### What is asked
Reproduce exactly the lines from the one containing "Read all visible content and emit it as JSON." through the last line of the records below, both included, and nothing else.
=======
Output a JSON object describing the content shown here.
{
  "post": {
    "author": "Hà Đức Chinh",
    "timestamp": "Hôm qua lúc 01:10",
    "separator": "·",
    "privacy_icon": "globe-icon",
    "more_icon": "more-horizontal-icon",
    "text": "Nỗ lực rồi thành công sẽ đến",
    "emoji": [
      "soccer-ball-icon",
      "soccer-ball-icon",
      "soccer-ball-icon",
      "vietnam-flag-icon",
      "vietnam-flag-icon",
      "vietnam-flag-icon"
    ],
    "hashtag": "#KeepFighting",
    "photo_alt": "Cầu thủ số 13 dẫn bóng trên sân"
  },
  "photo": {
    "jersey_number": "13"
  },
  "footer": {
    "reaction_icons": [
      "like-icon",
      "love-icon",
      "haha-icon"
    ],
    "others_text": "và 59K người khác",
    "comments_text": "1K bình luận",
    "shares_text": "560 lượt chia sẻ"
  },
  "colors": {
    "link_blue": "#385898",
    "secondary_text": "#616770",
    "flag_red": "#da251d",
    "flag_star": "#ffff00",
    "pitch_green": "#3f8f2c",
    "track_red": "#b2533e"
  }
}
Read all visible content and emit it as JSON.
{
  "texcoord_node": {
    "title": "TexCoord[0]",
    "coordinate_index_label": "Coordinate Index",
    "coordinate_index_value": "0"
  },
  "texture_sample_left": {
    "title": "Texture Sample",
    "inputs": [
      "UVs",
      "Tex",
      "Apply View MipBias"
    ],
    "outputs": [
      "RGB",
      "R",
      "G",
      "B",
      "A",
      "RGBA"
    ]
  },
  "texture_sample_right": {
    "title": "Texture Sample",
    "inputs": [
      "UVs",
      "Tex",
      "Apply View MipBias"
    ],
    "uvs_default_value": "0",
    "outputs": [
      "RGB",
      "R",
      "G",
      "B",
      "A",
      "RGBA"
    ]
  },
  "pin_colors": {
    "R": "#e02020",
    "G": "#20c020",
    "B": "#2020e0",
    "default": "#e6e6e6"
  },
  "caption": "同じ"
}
=======
### Result
Read all visible content and emit it as JSON.
{
  "texcoord_node": {
    "title": "TexCoord[0]",
    "coordinate_index_label": "Coordinate Index",
    "coordinate_index_value": "0"
  },
  "texture_sample_left": {
    "title": "Texture Sample",
    "inputs": [
      "UVs",
      "Tex",
      "Apply View MipBias"
    ],
    "outputs": [
      "RGB",
      "R",
      "G",
      "B",
      "A",
      "RGBA"
    ]
  },
  "texture_sample_right": {
    "title": "Texture Sample",
    "inputs": [
      "UVs",
      "Tex",
      "Apply View MipBias"
    ],
    "uvs_default_value": "0",
    "outputs": [
      "RGB",
      "R",
      "G",
      "B",
      "A",
      "RGBA"
    ]
  },
  "pin_colors": {
    "R": "#e02020",
    "G": "#20c020",
    "B": "#2020e0",
    "default": "#e6e6e6"
  },
  "caption": "同じ"
}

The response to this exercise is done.